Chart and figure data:
※ ※ ※

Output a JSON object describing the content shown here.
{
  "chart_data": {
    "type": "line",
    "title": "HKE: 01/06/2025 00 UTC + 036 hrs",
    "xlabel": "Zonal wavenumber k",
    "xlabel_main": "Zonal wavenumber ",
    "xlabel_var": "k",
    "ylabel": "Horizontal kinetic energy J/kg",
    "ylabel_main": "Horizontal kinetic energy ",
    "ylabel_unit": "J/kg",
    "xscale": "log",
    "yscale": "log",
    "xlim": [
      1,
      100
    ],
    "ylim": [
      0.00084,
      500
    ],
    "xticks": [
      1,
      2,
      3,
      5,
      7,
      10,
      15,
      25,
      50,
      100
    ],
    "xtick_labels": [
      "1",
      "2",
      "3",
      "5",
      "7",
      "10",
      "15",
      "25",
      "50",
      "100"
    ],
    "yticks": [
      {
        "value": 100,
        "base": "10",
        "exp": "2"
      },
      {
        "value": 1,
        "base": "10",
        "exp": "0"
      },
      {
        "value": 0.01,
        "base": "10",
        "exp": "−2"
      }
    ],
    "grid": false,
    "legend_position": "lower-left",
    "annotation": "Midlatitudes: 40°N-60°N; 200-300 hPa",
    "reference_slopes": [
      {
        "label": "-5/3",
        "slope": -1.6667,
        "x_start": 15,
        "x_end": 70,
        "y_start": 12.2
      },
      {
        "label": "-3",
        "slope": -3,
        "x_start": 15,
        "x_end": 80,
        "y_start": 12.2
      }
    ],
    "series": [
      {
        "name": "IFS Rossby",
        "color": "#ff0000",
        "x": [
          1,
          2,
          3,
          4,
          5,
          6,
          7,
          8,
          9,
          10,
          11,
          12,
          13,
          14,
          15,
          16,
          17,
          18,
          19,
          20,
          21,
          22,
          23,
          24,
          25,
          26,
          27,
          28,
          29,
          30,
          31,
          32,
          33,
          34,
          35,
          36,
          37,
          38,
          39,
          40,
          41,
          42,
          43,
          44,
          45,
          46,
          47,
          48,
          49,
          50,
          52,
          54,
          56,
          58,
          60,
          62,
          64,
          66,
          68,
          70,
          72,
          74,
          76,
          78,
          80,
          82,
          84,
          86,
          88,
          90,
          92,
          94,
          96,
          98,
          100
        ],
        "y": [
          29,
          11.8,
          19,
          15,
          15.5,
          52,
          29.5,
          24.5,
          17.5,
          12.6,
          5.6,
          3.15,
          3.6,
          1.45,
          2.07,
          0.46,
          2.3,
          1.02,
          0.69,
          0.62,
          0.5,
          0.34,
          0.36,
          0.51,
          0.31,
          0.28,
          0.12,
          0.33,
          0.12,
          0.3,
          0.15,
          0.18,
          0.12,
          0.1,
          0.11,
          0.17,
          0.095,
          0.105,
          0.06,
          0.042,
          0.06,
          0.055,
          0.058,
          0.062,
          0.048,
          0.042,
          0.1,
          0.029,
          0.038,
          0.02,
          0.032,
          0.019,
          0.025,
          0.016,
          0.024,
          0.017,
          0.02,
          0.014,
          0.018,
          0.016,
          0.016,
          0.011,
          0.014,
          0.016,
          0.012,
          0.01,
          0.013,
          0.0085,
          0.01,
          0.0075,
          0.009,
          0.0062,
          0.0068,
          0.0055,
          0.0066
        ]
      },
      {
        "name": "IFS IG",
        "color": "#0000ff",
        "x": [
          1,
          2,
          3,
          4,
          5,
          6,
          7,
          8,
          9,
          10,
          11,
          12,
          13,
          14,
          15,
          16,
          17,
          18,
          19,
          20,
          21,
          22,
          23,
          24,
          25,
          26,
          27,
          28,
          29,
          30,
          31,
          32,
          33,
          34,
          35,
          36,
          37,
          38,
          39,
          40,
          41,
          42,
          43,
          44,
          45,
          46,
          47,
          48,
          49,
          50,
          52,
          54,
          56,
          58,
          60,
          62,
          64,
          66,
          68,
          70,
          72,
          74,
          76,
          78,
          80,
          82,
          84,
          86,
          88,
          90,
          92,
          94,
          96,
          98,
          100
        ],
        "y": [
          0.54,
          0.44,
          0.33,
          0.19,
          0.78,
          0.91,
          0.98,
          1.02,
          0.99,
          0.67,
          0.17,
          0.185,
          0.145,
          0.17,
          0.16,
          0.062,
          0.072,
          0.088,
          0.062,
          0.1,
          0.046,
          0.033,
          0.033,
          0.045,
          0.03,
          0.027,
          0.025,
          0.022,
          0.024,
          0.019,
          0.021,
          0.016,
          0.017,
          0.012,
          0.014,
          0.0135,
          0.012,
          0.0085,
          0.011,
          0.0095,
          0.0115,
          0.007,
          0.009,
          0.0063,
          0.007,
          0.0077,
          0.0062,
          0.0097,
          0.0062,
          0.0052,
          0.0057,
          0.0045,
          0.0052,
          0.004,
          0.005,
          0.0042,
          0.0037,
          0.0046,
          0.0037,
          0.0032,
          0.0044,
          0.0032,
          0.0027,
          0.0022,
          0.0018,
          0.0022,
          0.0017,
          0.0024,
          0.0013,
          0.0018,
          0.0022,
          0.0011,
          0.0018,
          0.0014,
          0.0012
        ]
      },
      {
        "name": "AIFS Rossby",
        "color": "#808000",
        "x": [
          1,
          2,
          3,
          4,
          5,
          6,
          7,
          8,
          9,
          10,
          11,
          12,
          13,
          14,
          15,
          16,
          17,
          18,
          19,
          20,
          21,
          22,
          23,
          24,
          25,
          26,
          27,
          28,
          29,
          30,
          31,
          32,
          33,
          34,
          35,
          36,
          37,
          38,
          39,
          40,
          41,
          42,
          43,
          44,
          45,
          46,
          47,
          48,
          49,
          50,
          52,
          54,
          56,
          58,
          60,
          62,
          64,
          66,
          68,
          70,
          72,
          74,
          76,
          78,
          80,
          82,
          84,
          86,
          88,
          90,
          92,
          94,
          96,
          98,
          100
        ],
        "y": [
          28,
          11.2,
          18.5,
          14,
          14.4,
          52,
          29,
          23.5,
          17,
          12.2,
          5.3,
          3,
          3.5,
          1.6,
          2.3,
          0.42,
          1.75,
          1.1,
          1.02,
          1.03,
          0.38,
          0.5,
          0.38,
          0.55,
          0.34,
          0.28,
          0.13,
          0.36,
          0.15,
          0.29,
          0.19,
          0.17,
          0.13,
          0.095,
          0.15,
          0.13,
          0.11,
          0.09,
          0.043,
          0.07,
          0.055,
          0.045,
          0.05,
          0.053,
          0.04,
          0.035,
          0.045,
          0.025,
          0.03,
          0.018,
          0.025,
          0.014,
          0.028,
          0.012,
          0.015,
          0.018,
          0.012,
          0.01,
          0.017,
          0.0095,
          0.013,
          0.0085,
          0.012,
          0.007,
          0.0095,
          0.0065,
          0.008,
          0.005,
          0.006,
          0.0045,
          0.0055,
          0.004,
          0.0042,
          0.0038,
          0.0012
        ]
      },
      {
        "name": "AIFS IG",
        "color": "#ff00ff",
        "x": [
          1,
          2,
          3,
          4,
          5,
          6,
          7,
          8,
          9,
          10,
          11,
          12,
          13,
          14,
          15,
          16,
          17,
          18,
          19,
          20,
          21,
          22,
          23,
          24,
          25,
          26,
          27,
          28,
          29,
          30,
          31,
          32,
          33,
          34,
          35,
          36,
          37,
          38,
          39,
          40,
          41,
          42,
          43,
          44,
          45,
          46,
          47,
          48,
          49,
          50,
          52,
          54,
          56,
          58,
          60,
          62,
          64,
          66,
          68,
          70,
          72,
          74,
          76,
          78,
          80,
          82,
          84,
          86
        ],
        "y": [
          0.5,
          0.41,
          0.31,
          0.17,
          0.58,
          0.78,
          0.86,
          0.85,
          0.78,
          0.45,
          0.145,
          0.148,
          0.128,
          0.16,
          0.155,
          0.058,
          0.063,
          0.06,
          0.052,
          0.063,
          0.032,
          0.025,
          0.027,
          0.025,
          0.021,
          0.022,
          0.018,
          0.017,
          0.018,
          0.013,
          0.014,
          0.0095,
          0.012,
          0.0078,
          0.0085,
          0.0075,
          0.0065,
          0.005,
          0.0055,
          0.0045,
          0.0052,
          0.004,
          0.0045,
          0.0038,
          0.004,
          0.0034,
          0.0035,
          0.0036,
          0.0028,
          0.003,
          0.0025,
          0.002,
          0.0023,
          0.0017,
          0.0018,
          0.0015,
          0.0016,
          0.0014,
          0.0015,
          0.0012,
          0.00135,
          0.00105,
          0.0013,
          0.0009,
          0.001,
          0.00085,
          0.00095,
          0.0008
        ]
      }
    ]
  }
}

※ ※ ※

**Goal**
Determine how many lines in the data above contain the string "kinetic". Give nothing except the number.

**Solution to this problem**
2